Task to carry out>
In the entries below, the word "this" appears on some lines. Copy each of those lines.

Data section>
^^^^

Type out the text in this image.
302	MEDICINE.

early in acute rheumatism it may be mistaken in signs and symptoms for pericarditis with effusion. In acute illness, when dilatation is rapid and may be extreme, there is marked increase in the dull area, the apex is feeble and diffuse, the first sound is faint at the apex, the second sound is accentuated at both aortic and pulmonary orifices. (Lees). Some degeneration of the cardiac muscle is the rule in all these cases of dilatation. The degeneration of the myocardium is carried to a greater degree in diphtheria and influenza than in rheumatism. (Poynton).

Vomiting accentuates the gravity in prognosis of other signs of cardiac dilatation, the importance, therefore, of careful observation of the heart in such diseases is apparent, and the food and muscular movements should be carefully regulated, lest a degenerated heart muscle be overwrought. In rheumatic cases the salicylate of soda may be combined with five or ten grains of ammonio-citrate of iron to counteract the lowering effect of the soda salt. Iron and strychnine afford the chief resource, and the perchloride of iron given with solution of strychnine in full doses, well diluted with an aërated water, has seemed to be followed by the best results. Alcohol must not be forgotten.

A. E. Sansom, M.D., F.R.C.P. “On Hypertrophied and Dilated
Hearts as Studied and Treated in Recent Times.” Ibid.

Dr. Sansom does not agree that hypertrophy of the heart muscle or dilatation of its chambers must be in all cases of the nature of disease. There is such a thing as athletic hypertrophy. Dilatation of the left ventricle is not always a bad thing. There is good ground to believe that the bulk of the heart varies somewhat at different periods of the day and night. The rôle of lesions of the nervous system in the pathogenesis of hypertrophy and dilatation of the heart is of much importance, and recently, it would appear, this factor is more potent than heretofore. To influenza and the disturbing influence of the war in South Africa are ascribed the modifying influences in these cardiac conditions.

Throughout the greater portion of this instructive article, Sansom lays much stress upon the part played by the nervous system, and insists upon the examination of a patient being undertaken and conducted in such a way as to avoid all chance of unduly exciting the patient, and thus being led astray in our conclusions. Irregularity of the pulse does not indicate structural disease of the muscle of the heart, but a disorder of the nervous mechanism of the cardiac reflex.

^^^^

Answer to the problem>
Type out the text in this image.
Dr. Sansom does not agree that hypertrophy of the heart muscle or dilatation of its chambers must be in all cases of the nature of disease. There is such a thing as athletic hypertrophy. Dilatation of the left ventricle is not always a bad thing. There is good ground to believe that the bulk of the heart varies somewhat at different periods of the day and night. The rôle of lesions of the nervous system in the pathogenesis of hypertrophy and dilatation of the heart is of much importance, and recently, it would appear, this factor is more potent than heretofore. To influenza and the disturbing influence of the war in South Africa are ascribed the modifying influences in these cardiac conditions.
Throughout the greater portion of this instructive article, Sansom lays much stress upon the part played by the nervous system, and insists upon the examination of a patient being undertaken and conducted in such a way as to avoid all chance of unduly exciting the patient, and thus being led astray in our conclusions. Irregularity of the pulse does not indicate structural disease of the muscle of the heart, but a disorder of the nervous mechanism of the cardiac reflex.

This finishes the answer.